Saved entries
[start]

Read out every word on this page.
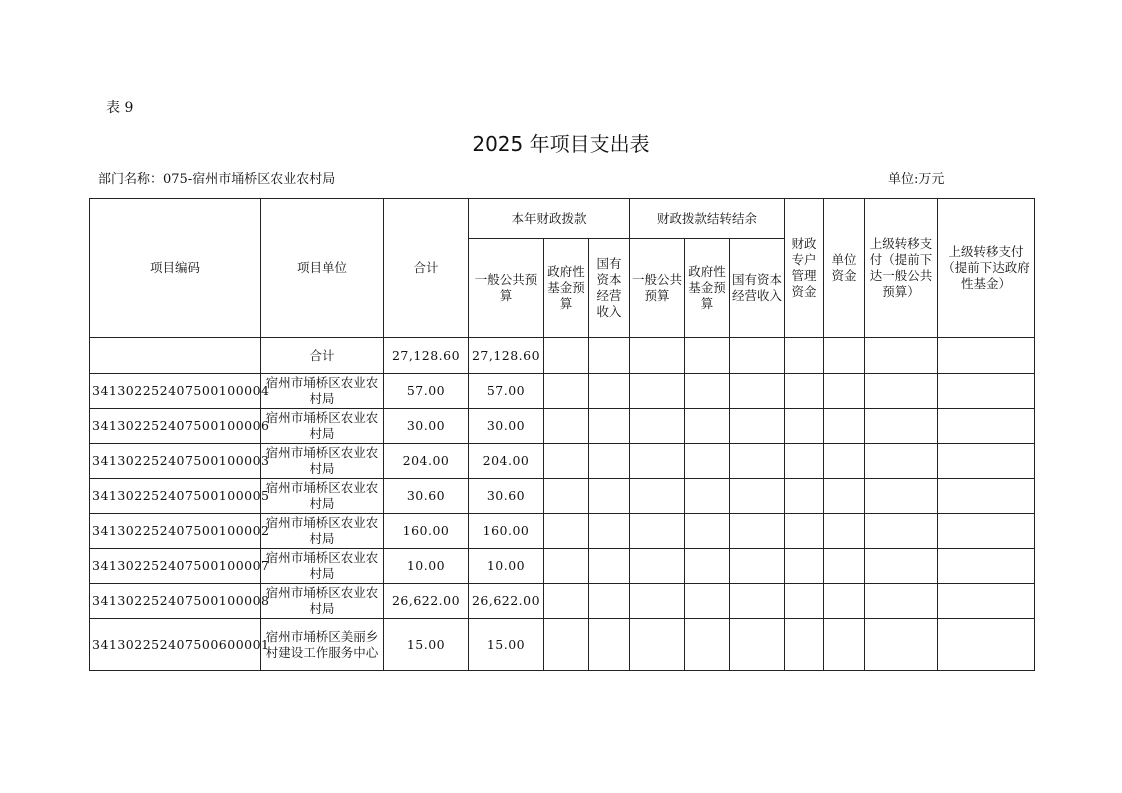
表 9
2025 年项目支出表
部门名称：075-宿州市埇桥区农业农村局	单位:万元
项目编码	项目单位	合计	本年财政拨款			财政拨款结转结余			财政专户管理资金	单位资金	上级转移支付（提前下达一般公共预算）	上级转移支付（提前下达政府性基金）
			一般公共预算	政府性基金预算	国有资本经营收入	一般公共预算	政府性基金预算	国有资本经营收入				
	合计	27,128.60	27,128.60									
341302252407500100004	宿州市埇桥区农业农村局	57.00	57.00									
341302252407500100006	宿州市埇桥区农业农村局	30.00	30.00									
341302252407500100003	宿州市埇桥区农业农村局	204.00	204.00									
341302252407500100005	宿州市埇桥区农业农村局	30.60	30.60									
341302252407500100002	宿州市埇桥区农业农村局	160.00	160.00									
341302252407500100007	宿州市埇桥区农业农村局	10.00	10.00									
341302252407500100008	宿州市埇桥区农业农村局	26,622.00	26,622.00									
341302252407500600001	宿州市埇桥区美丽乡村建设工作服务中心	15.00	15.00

[end]
[start]

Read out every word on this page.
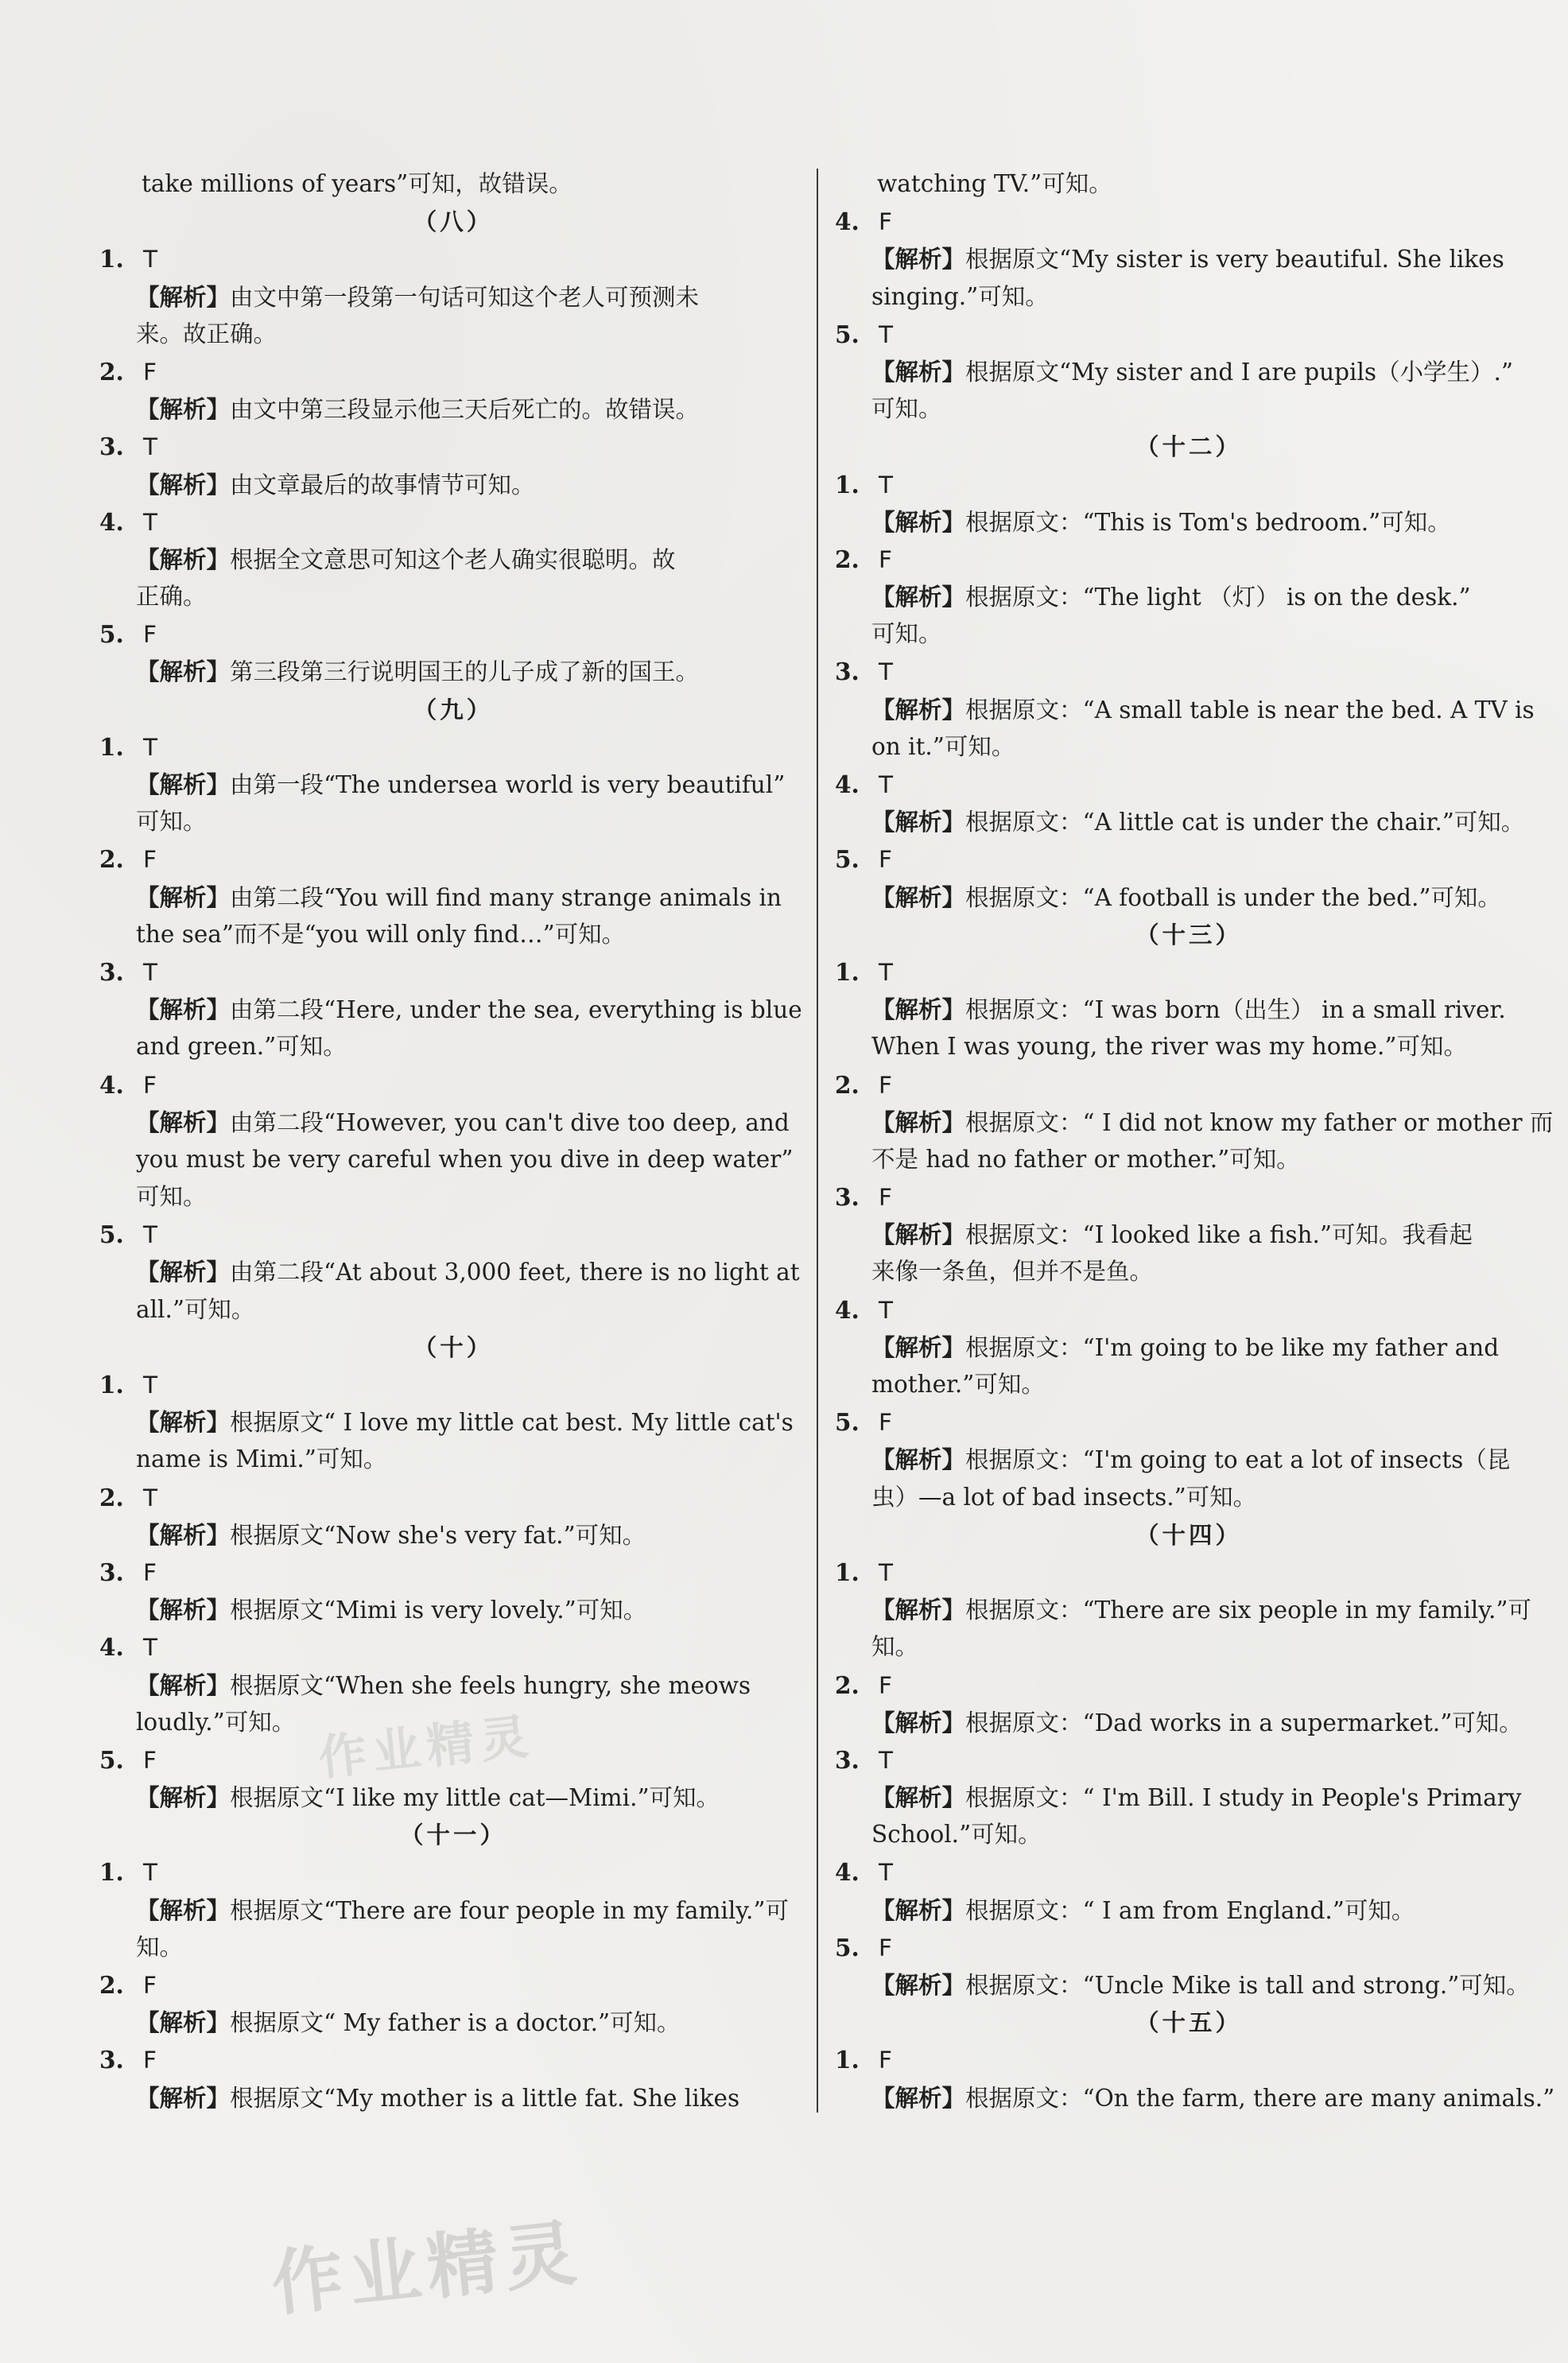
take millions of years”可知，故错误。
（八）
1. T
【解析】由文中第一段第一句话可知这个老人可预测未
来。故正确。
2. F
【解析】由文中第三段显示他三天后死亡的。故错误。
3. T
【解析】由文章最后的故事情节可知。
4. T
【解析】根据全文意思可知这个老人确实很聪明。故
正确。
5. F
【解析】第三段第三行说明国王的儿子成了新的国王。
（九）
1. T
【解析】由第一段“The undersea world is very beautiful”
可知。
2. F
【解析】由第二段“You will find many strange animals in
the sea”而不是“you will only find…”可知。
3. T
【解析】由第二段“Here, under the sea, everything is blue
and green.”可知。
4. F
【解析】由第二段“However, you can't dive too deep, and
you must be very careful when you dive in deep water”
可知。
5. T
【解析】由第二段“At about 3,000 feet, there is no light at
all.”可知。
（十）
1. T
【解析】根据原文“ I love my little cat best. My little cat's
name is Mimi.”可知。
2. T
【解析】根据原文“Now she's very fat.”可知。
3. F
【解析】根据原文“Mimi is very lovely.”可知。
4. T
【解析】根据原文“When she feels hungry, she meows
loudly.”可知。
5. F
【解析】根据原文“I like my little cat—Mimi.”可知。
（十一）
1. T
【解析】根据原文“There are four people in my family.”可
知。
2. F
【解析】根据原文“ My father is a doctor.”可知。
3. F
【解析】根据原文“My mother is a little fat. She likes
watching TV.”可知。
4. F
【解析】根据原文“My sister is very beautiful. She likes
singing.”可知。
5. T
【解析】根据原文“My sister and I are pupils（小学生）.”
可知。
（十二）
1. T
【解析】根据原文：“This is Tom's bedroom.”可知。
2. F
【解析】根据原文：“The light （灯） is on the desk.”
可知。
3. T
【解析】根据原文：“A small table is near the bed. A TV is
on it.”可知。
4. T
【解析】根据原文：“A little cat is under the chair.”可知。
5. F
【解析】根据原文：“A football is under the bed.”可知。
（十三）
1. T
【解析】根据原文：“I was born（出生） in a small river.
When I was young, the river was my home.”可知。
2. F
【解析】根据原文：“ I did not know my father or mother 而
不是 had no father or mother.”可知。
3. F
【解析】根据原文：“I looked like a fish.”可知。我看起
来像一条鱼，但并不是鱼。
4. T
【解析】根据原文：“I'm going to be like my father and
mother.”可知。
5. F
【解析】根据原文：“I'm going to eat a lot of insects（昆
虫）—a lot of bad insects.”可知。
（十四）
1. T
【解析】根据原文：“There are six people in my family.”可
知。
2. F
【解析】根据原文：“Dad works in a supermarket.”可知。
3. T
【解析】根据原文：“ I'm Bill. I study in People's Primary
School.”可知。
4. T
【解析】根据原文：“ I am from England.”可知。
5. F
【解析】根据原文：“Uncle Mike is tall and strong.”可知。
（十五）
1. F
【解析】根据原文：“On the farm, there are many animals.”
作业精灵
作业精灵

[end]

**The request**
Keep only the lines that hold the string "find", and copy them out.

**Response below**
【解析】由第二段“You will find many strange animals in
the sea”而不是“you will only find…”可知。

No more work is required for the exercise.